To do: Can you transcribe every entry word for word, skipping the images?

Records provided:
____________
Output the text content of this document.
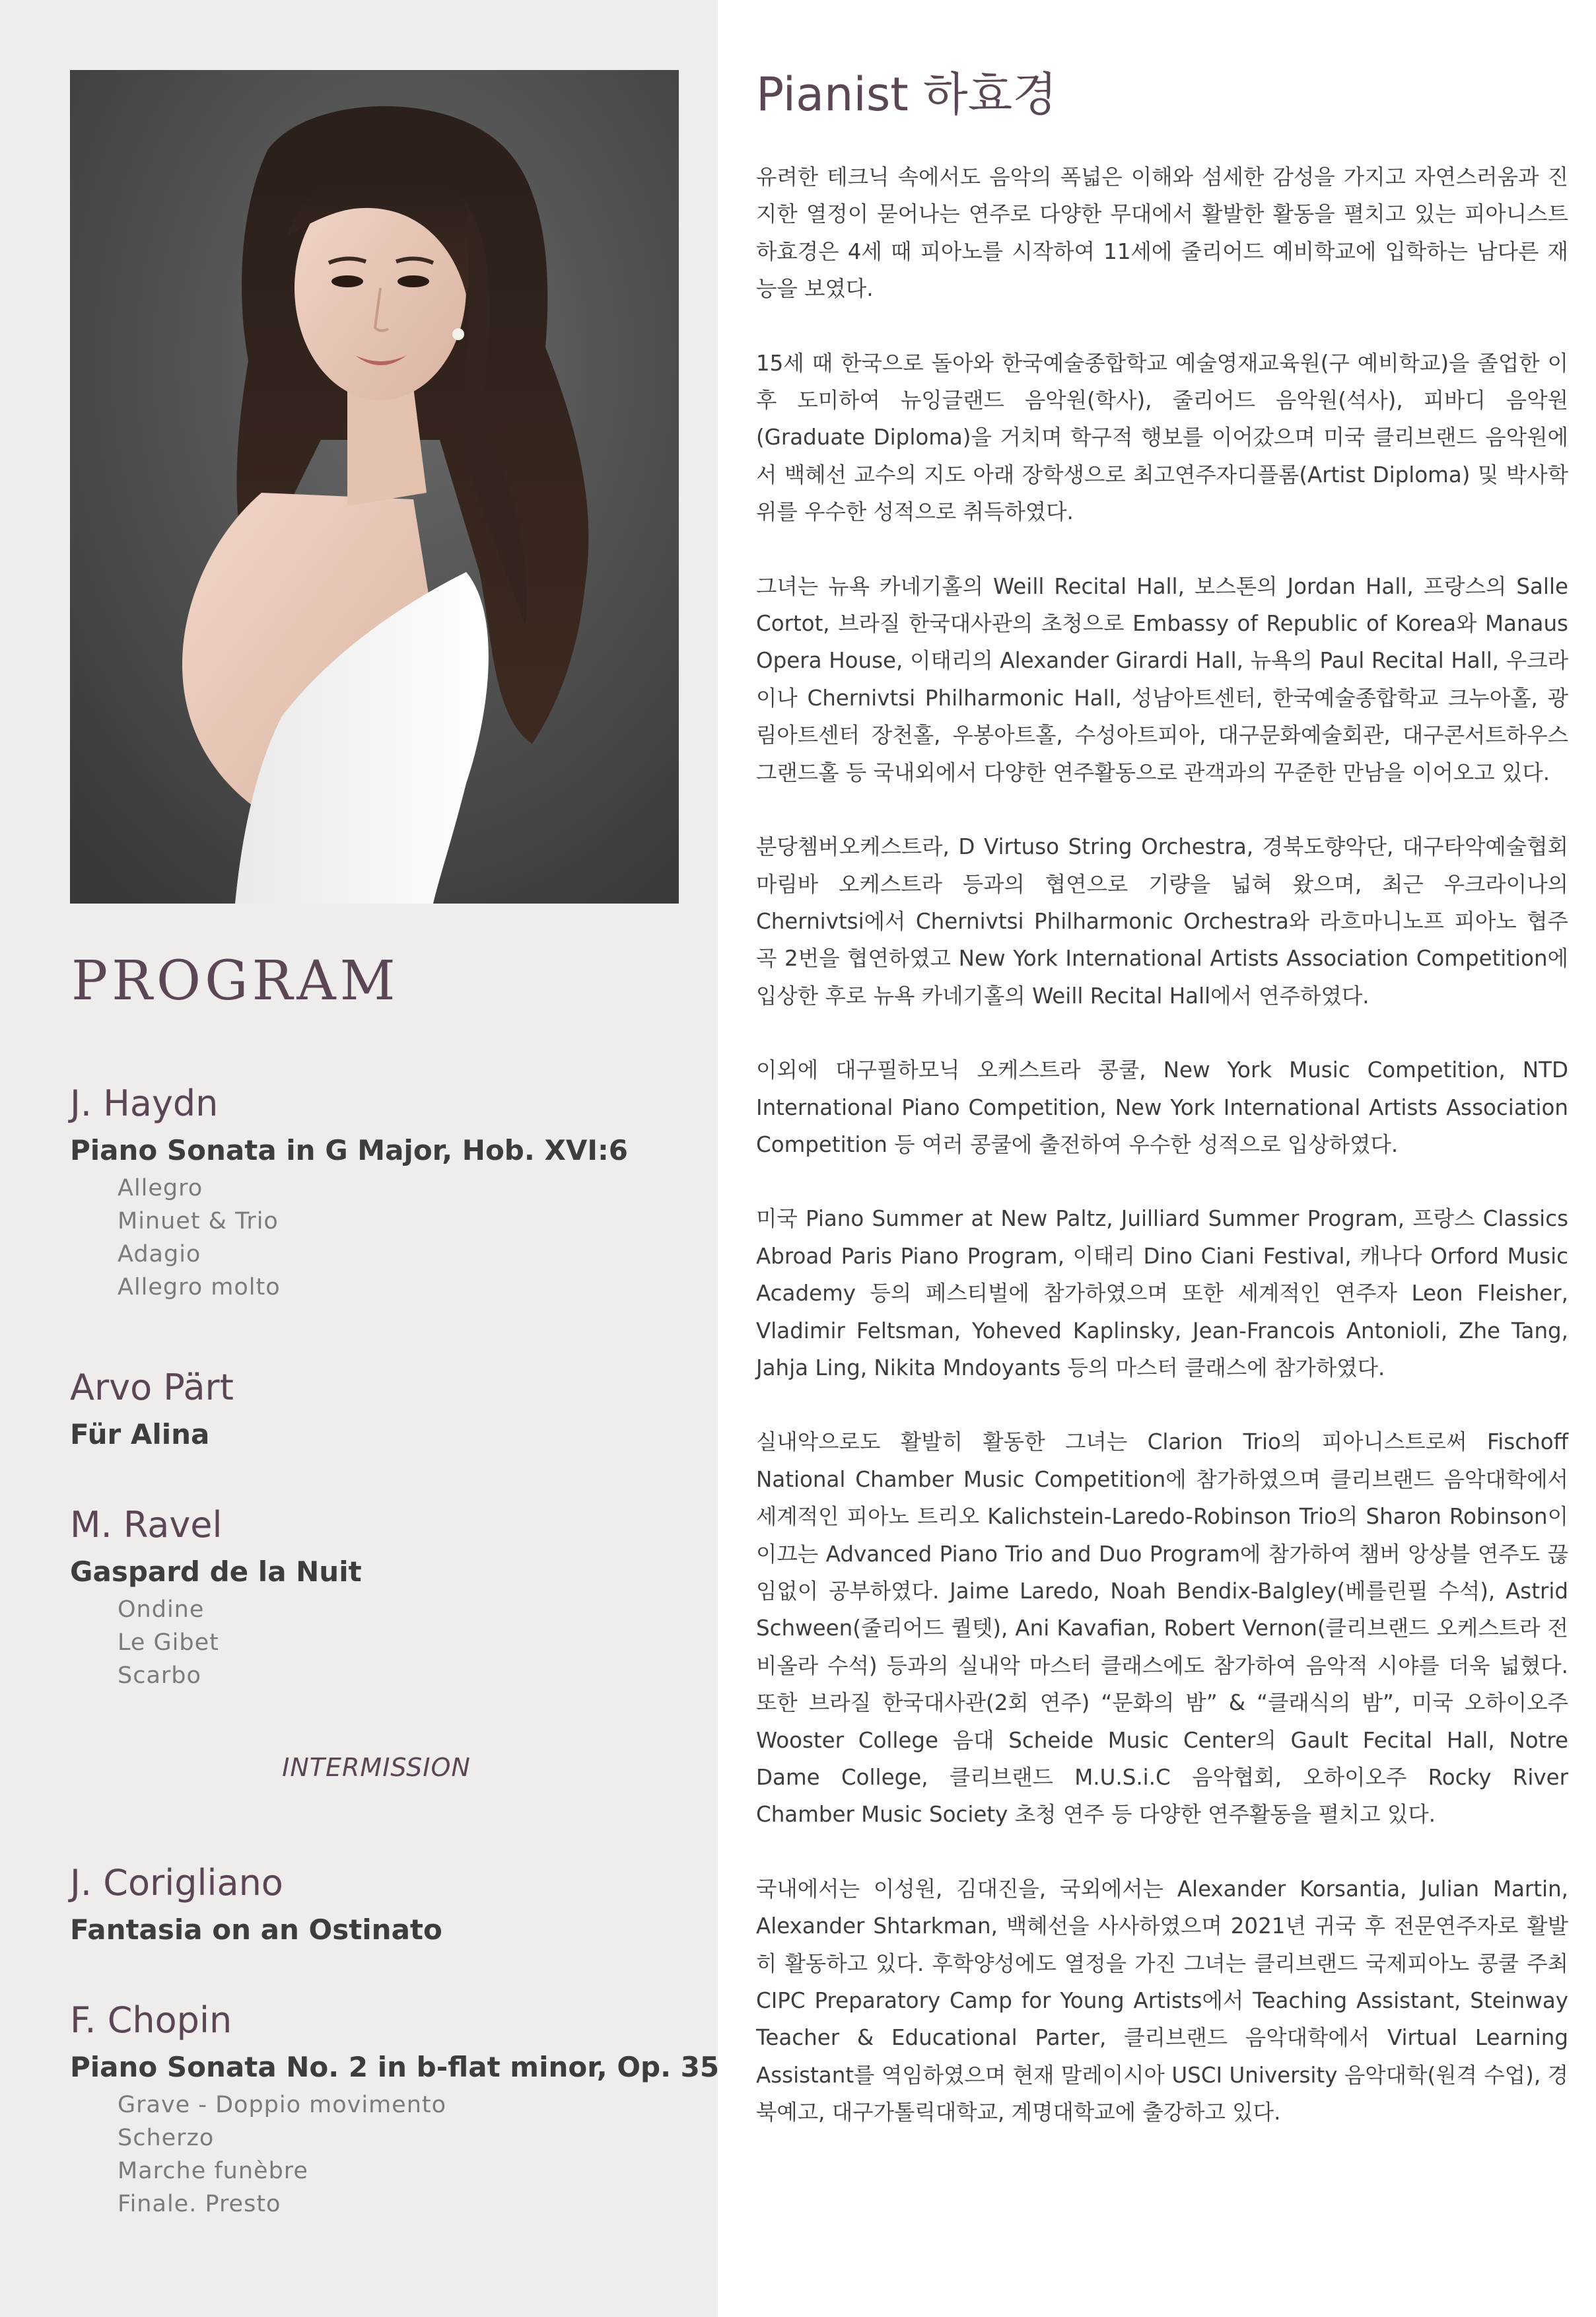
PROGRAM
J. Haydn
Piano Sonata in G Major, Hob. XVI:6
Allegro
Minuet & Trio
Adagio
Allegro molto
Arvo Pärt
Für Alina
M. Ravel
Gaspard de la Nuit
Ondine
Le Gibet
Scarbo
INTERMISSION
J. Corigliano
Fantasia on an Ostinato
F. Chopin
Piano Sonata No. 2 in b-flat minor, Op. 35
Grave - Doppio movimento
Scherzo
Marche funèbre
Finale. Presto
Pianist 하효경

유려한 테크닉 속에서도 음악의 폭넓은 이해와 섬세한 감성을 가지고 자연스러움과 진지한 열정이 묻어나는 연주로 다양한 무대에서 활발한 활동을 펼치고 있는 피아니스트 하효경은 4세 때 피아노를 시작하여 11세에 줄리어드 예비학교에 입학하는 남다른 재능을 보였다.

15세 때 한국으로 돌아와 한국예술종합학교 예술영재교육원(구 예비학교)을 졸업한 이후 도미하여 뉴잉글랜드 음악원(학사), 줄리어드 음악원(석사), 피바디 음악원(Graduate Diploma)을 거치며 학구적 행보를 이어갔으며 미국 클리브랜드 음악원에서 백혜선 교수의 지도 아래 장학생으로 최고연주자디플롬(Artist Diploma) 및 박사학위를 우수한 성적으로 취득하였다.

그녀는 뉴욕 카네기홀의 Weill Recital Hall, 보스톤의 Jordan Hall, 프랑스의 Salle Cortot, 브라질 한국대사관의 초청으로 Embassy of Republic of Korea와 Manaus Opera House, 이태리의 Alexander Girardi Hall, 뉴욕의 Paul Recital Hall, 우크라이나 Chernivtsi Philharmonic Hall, 성남아트센터, 한국예술종합학교 크누아홀, 광림아트센터 장천홀, 우봉아트홀, 수성아트피아, 대구문화예술회관, 대구콘서트하우스 그랜드홀 등 국내외에서 다양한 연주활동으로 관객과의 꾸준한 만남을 이어오고 있다.

분당쳄버오케스트라, D Virtuso String Orchestra, 경북도향악단, 대구타악예술협회 마림바 오케스트라 등과의 협연으로 기량을 넓혀 왔으며, 최근 우크라이나의 Chernivtsi에서 Chernivtsi Philharmonic Orchestra와 라흐마니노프 피아노 협주곡 2번을 협연하였고 New York International Artists Association Competition에 입상한 후로 뉴욕 카네기홀의 Weill Recital Hall에서 연주하였다.

이외에 대구필하모닉 오케스트라 콩쿨, New York Music Competition, NTD International Piano Competition, New York International Artists Association Competition 등 여러 콩쿨에 출전하여 우수한 성적으로 입상하였다.

미국 Piano Summer at New Paltz, Juilliard Summer Program, 프랑스 Classics Abroad Paris Piano Program, 이태리 Dino Ciani Festival, 캐나다 Orford Music Academy 등의 페스티벌에 참가하였으며 또한 세계적인 연주자 Leon Fleisher, Vladimir Feltsman, Yoheved Kaplinsky, Jean-Francois Antonioli, Zhe Tang, Jahja Ling, Nikita Mndoyants 등의 마스터 클래스에 참가하였다.

실내악으로도 활발히 활동한 그녀는 Clarion Trio의 피아니스트로써 Fischoff National Chamber Music Competition에 참가하였으며 클리브랜드 음악대학에서 세계적인 피아노 트리오 Kalichstein-Laredo-Robinson Trio의 Sharon Robinson이 이끄는 Advanced Piano Trio and Duo Program에 참가하여 챔버 앙상블 연주도 끊임없이 공부하였다. Jaime Laredo, Noah Bendix-Balgley(베를린필 수석), Astrid Schween(줄리어드 퀄텟), Ani Kavafian, Robert Vernon(클리브랜드 오케스트라 전 비올라 수석) 등과의 실내악 마스터 클래스에도 참가하여 음악적 시야를 더욱 넓혔다. 또한 브라질 한국대사관(2회 연주) “문화의 밤” & “클래식의 밤”, 미국 오하이오주 Wooster College 음대 Scheide Music Center의 Gault Fecital Hall, Notre Dame College, 클리브랜드 M.U.S.i.C 음악협회, 오하이오주 Rocky River Chamber Music Society 초청 연주 등 다양한 연주활동을 펼치고 있다.

국내에서는 이성원, 김대진을, 국외에서는 Alexander Korsantia, Julian Martin, Alexander Shtarkman, 백혜선을 사사하였으며 2021년 귀국 후 전문연주자로 활발히 활동하고 있다. 후학양성에도 열정을 가진 그녀는 클리브랜드 국제피아노 콩쿨 주최 CIPC Preparatory Camp for Young Artists에서 Teaching Assistant, Steinway Teacher & Educational Parter, 클리브랜드 음악대학에서 Virtual Learning Assistant를 역임하였으며 현재 말레이시아 USCI University 음악대학(원격 수업), 경북예고, 대구가톨릭대학교, 계명대학교에 출강하고 있다.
____________
The answer:
Output the text content of this document.
PROGRAM
J. Haydn
Piano Sonata in G Major, Hob. XVI:6
Allegro
Minuet & Trio
Adagio
Allegro molto
Arvo Pärt
Für Alina
M. Ravel
Gaspard de la Nuit
Ondine
Le Gibet
Scarbo
INTERMISSION
J. Corigliano
Fantasia on an Ostinato
F. Chopin
Piano Sonata No. 2 in b-flat minor, Op. 35
Grave - Doppio movimento
Scherzo
Marche funèbre
Finale. Presto
Pianist 하효경

유려한 테크닉 속에서도 음악의 폭넓은 이해와 섬세한 감성을 가지고 자연스러움과 진지한 열정이 묻어나는 연주로 다양한 무대에서 활발한 활동을 펼치고 있는 피아니스트 하효경은 4세 때 피아노를 시작하여 11세에 줄리어드 예비학교에 입학하는 남다른 재능을 보였다.

15세 때 한국으로 돌아와 한국예술종합학교 예술영재교육원(구 예비학교)을 졸업한 이후 도미하여 뉴잉글랜드 음악원(학사), 줄리어드 음악원(석사), 피바디 음악원(Graduate Diploma)을 거치며 학구적 행보를 이어갔으며 미국 클리브랜드 음악원에서 백혜선 교수의 지도 아래 장학생으로 최고연주자디플롬(Artist Diploma) 및 박사학위를 우수한 성적으로 취득하였다.

그녀는 뉴욕 카네기홀의 Weill Recital Hall, 보스톤의 Jordan Hall, 프랑스의 Salle Cortot, 브라질 한국대사관의 초청으로 Embassy of Republic of Korea와 Manaus Opera House, 이태리의 Alexander Girardi Hall, 뉴욕의 Paul Recital Hall, 우크라이나 Chernivtsi Philharmonic Hall, 성남아트센터, 한국예술종합학교 크누아홀, 광림아트센터 장천홀, 우봉아트홀, 수성아트피아, 대구문화예술회관, 대구콘서트하우스 그랜드홀 등 국내외에서 다양한 연주활동으로 관객과의 꾸준한 만남을 이어오고 있다.

분당쳄버오케스트라, D Virtuso String Orchestra, 경북도향악단, 대구타악예술협회 마림바 오케스트라 등과의 협연으로 기량을 넓혀 왔으며, 최근 우크라이나의 Chernivtsi에서 Chernivtsi Philharmonic Orchestra와 라흐마니노프 피아노 협주곡 2번을 협연하였고 New York International Artists Association Competition에 입상한 후로 뉴욕 카네기홀의 Weill Recital Hall에서 연주하였다.

이외에 대구필하모닉 오케스트라 콩쿨, New York Music Competition, NTD International Piano Competition, New York International Artists Association Competition 등 여러 콩쿨에 출전하여 우수한 성적으로 입상하였다.

미국 Piano Summer at New Paltz, Juilliard Summer Program, 프랑스 Classics Abroad Paris Piano Program, 이태리 Dino Ciani Festival, 캐나다 Orford Music Academy 등의 페스티벌에 참가하였으며 또한 세계적인 연주자 Leon Fleisher, Vladimir Feltsman, Yoheved Kaplinsky, Jean-Francois Antonioli, Zhe Tang, Jahja Ling, Nikita Mndoyants 등의 마스터 클래스에 참가하였다.

실내악으로도 활발히 활동한 그녀는 Clarion Trio의 피아니스트로써 Fischoff National Chamber Music Competition에 참가하였으며 클리브랜드 음악대학에서 세계적인 피아노 트리오 Kalichstein-Laredo-Robinson Trio의 Sharon Robinson이 이끄는 Advanced Piano Trio and Duo Program에 참가하여 챔버 앙상블 연주도 끊임없이 공부하였다. Jaime Laredo, Noah Bendix-Balgley(베를린필 수석), Astrid Schween(줄리어드 퀄텟), Ani Kavafian, Robert Vernon(클리브랜드 오케스트라 전 비올라 수석) 등과의 실내악 마스터 클래스에도 참가하여 음악적 시야를 더욱 넓혔다. 또한 브라질 한국대사관(2회 연주) “문화의 밤” & “클래식의 밤”, 미국 오하이오주 Wooster College 음대 Scheide Music Center의 Gault Fecital Hall, Notre Dame College, 클리브랜드 M.U.S.i.C 음악협회, 오하이오주 Rocky River Chamber Music Society 초청 연주 등 다양한 연주활동을 펼치고 있다.

국내에서는 이성원, 김대진을, 국외에서는 Alexander Korsantia, Julian Martin, Alexander Shtarkman, 백혜선을 사사하였으며 2021년 귀국 후 전문연주자로 활발히 활동하고 있다. 후학양성에도 열정을 가진 그녀는 클리브랜드 국제피아노 콩쿨 주최 CIPC Preparatory Camp for Young Artists에서 Teaching Assistant, Steinway Teacher & Educational Parter, 클리브랜드 음악대학에서 Virtual Learning Assistant를 역임하였으며 현재 말레이시아 USCI University 음악대학(원격 수업), 경북예고, 대구가톨릭대학교, 계명대학교에 출강하고 있다.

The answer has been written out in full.